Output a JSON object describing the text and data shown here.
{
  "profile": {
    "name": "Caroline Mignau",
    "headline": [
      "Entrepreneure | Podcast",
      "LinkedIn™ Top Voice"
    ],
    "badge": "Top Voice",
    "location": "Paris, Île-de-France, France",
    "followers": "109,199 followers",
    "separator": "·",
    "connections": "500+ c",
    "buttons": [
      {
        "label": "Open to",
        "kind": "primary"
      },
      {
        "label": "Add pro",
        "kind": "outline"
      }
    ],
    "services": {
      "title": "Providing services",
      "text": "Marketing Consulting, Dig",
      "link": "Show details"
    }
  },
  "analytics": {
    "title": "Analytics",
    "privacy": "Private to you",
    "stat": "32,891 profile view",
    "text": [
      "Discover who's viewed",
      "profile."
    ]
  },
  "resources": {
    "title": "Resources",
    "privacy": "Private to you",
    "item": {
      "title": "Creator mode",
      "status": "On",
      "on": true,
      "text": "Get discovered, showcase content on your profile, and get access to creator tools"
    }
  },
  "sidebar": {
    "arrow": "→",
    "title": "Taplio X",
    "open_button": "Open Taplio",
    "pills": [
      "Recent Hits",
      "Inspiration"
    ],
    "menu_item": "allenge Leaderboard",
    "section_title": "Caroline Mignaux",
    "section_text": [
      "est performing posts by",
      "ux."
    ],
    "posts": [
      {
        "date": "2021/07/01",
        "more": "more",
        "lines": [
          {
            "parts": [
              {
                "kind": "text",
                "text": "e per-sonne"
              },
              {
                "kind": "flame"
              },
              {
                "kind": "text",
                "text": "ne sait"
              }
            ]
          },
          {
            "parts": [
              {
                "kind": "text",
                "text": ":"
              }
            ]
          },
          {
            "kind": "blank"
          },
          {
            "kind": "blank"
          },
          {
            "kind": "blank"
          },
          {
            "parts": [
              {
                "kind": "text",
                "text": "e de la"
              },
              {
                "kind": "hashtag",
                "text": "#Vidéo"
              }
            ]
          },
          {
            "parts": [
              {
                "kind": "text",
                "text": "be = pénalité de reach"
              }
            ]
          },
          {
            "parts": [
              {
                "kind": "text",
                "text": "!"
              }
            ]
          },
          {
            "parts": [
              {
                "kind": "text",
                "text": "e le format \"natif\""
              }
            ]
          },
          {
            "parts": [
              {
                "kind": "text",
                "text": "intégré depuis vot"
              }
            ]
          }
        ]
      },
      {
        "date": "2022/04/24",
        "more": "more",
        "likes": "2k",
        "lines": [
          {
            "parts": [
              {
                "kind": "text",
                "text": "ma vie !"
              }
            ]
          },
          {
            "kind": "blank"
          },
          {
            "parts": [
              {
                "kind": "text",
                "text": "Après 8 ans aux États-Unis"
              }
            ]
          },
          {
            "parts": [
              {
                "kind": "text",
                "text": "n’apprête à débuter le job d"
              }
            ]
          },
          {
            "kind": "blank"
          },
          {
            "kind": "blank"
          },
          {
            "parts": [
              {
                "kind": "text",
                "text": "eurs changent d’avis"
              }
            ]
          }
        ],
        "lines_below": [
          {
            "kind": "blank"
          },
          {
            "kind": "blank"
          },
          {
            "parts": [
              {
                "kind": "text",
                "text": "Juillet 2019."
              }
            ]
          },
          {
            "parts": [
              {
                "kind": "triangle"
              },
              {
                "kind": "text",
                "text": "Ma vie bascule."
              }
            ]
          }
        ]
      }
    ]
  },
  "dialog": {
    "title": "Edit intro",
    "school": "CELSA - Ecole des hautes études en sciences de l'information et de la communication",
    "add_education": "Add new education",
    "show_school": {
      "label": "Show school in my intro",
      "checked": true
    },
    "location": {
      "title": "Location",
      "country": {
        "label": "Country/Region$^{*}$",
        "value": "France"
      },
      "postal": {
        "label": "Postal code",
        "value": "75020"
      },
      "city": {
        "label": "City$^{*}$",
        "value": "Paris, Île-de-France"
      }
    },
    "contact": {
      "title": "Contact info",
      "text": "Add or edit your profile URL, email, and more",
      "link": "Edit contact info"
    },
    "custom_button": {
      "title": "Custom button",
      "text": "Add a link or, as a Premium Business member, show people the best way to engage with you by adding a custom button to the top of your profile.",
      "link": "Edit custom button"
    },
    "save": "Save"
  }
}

§ Brief
Repeat the preceding lines exactly, please, every one of them.

§ Answer for this exercise
Output a JSON object describing the text and data shown here.
{
  "profile": {
    "name": "Caroline Mignau",
    "headline": [
      "Entrepreneure | Podcast",
      "LinkedIn™ Top Voice"
    ],
    "badge": "Top Voice",
    "location": "Paris, Île-de-France, France",
    "followers": "109,199 followers",
    "separator": "·",
    "connections": "500+ c",
    "buttons": [
      {
        "label": "Open to",
        "kind": "primary"
      },
      {
        "label": "Add pro",
        "kind": "outline"
      }
    ],
    "services": {
      "title": "Providing services",
      "text": "Marketing Consulting, Dig",
      "link": "Show details"
    }
  },
  "analytics": {
    "title": "Analytics",
    "privacy": "Private to you",
    "stat": "32,891 profile view",
    "text": [
      "Discover who's viewed",
      "profile."
    ]
  },
  "resources": {
    "title": "Resources",
    "privacy": "Private to you",
    "item": {
      "title": "Creator mode",
      "status": "On",
      "on": true,
      "text": "Get discovered, showcase content on your profile, and get access to creator tools"
    }
  },
  "sidebar": {
    "arrow": "→",
    "title": "Taplio X",
    "open_button": "Open Taplio",
    "pills": [
      "Recent Hits",
      "Inspiration"
    ],
    "menu_item": "allenge Leaderboard",
    "section_title": "Caroline Mignaux",
    "section_text": [
      "est performing posts by",
      "ux."
    ],
    "posts": [
      {
        "date": "2021/07/01",
        "more": "more",
        "lines": [
          {
            "parts": [
              {
                "kind": "text",
                "text": "e per-sonne"
              },
              {
                "kind": "flame"
              },
              {
                "kind": "text",
                "text": "ne sait"
              }
            ]
          },
          {
            "parts": [
              {
                "kind": "text",
                "text": ":"
              }
            ]
          },
          {
            "kind": "blank"
          },
          {
            "kind": "blank"
          },
          {
            "kind": "blank"
          },
          {
            "parts": [
              {
                "kind": "text",
                "text": "e de la"
              },
              {
                "kind": "hashtag",
                "text": "#Vidéo"
              }
            ]
          },
          {
            "parts": [
              {
                "kind": "text",
                "text": "be = pénalité de reach"
              }
            ]
          },
          {
            "parts": [
              {
                "kind": "text",
                "text": "!"
              }
            ]
          },
          {
            "parts": [
              {
                "kind": "text",
                "text": "e le format \"natif\""
              }
            ]
          },
          {
            "parts": [
              {
                "kind": "text",
                "text": "intégré depuis vot"
              }
            ]
          }
        ]
      },
      {
        "date": "2022/04/24",
        "more": "more",
        "likes": "2k",
        "lines": [
          {
            "parts": [
              {
                "kind": "text",
                "text": "ma vie !"
              }
            ]
          },
          {
            "kind": "blank"
          },
          {
            "parts": [
              {
                "kind": "text",
                "text": "Après 8 ans aux États-Unis"
              }
            ]
          },
          {
            "parts": [
              {
                "kind": "text",
                "text": "n’apprête à débuter le job d"
              }
            ]
          },
          {
            "kind": "blank"
          },
          {
            "kind": "blank"
          },
          {
            "parts": [
              {
                "kind": "text",
                "text": "eurs changent d’avis"
              }
            ]
          }
        ],
        "lines_below": [
          {
            "kind": "blank"
          },
          {
            "kind": "blank"
          },
          {
            "parts": [
              {
                "kind": "text",
                "text": "Juillet 2019."
              }
            ]
          },
          {
            "parts": [
              {
                "kind": "triangle"
              },
              {
                "kind": "text",
                "text": "Ma vie bascule."
              }
            ]
          }
        ]
      }
    ]
  },
  "dialog": {
    "title": "Edit intro",
    "school": "CELSA - Ecole des hautes études en sciences de l'information et de la communication",
    "add_education": "Add new education",
    "show_school": {
      "label": "Show school in my intro",
      "checked": true
    },
    "location": {
      "title": "Location",
      "country": {
        "label": "Country/Region$^{*}$",
        "value": "France"
      },
      "postal": {
        "label": "Postal code",
        "value": "75020"
      },
      "city": {
        "label": "City$^{*}$",
        "value": "Paris, Île-de-France"
      }
    },
    "contact": {
      "title": "Contact info",
      "text": "Add or edit your profile URL, email, and more",
      "link": "Edit contact info"
    },
    "custom_button": {
      "title": "Custom button",
      "text": "Add a link or, as a Premium Business member, show people the best way to engage with you by adding a custom button to the top of your profile.",
      "link": "Edit custom button"
    },
    "save": "Save"
  }
}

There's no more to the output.